[Part of a data file]
▬▬▬▬▬▬▬▬▬▬
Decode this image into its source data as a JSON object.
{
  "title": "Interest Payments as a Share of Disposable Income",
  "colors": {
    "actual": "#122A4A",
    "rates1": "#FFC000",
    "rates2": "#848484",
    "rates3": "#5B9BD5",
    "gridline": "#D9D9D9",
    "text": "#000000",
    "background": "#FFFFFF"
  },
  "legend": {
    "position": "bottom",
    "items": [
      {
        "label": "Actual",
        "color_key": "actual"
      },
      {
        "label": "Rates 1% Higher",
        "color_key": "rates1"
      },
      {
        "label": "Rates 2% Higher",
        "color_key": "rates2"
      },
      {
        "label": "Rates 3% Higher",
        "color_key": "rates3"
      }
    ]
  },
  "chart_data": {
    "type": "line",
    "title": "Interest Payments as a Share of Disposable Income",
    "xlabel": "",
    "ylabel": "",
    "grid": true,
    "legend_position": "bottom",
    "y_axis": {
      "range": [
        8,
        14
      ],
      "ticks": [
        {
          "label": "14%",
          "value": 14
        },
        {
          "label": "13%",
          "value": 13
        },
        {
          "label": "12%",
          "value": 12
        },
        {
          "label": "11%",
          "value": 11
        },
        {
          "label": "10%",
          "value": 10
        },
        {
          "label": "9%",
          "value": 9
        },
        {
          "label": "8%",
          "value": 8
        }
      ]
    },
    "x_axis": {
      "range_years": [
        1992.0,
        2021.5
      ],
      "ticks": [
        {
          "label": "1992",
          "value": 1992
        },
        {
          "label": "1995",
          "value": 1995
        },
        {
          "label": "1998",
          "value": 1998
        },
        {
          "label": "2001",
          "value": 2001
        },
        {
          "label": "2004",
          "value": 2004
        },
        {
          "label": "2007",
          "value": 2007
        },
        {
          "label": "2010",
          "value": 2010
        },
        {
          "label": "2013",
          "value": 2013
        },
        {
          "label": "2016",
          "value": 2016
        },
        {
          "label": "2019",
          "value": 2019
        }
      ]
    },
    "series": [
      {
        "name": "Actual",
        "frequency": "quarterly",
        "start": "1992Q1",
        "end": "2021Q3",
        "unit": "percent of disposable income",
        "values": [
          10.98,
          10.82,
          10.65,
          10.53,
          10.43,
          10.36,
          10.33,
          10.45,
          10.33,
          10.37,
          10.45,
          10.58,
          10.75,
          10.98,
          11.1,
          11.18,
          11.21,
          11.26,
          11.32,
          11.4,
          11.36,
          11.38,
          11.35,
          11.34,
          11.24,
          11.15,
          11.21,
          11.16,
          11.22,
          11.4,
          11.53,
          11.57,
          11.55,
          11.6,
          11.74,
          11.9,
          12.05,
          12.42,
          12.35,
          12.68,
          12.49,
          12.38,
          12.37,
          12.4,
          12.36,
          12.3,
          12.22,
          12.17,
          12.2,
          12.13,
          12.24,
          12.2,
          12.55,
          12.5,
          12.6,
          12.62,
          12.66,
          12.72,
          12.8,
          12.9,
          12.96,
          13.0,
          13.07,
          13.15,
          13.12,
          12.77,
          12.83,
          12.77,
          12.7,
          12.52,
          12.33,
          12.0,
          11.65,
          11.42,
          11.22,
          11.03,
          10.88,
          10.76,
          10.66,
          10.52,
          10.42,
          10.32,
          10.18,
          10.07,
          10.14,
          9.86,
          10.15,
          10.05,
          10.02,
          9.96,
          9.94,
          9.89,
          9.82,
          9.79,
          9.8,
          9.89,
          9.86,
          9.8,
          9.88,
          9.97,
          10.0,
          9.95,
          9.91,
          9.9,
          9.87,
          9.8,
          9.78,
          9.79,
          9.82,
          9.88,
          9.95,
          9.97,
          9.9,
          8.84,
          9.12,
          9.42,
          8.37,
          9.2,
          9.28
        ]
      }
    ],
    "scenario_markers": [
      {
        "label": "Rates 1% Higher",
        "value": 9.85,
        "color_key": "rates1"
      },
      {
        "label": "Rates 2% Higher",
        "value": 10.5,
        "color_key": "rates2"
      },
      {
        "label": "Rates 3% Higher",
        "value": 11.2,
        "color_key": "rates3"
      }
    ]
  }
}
▬▬▬▬▬▬▬▬▬▬
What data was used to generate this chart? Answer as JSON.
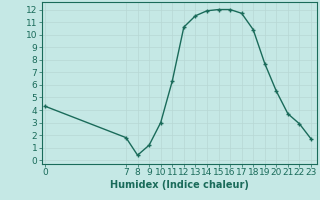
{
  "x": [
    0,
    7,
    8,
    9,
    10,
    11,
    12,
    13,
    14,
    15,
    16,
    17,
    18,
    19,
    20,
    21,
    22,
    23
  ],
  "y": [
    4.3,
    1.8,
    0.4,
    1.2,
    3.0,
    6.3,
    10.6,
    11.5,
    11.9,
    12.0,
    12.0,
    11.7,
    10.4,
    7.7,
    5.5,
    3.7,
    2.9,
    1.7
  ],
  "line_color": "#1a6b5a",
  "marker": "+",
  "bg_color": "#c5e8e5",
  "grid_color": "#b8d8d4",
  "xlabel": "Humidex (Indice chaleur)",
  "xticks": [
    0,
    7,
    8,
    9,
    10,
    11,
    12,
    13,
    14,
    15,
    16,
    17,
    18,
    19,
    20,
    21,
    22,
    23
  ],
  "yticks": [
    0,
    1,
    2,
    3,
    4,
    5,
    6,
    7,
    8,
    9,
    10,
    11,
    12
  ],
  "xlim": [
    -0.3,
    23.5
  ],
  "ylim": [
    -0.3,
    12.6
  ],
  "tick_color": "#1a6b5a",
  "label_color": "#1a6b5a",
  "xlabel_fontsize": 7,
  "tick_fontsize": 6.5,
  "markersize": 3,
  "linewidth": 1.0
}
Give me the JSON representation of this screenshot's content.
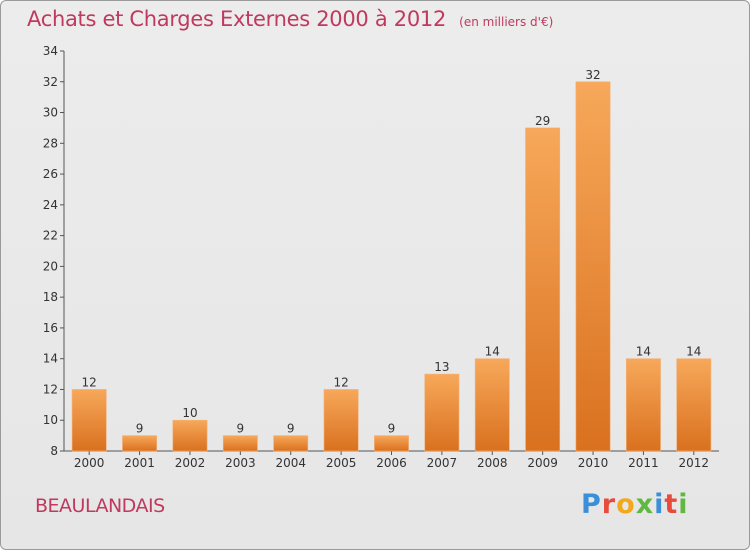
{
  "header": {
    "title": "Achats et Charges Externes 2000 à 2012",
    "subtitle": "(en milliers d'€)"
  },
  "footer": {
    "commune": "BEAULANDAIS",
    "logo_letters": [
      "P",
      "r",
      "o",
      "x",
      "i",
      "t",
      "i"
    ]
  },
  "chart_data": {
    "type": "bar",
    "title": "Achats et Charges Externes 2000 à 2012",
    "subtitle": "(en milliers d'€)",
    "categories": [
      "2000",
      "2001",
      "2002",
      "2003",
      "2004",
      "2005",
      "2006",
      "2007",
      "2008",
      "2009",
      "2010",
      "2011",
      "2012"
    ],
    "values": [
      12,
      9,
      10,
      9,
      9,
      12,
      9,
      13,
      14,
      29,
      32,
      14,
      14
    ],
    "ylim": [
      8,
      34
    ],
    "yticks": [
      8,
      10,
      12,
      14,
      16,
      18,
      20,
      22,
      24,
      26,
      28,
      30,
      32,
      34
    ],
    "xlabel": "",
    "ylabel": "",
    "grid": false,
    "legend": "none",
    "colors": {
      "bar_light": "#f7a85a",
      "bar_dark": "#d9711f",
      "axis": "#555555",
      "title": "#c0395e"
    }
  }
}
▬▬▬▬▬▬▬▬▬▬
▶ **What you need to do**: Find each line in the records holding the string "Payments" and show it.

▶ **Output for this exercise**:
  "title": "Interest Payments as a Share of Disposable Income",
    "title": "Interest Payments as a Share of Disposable Income",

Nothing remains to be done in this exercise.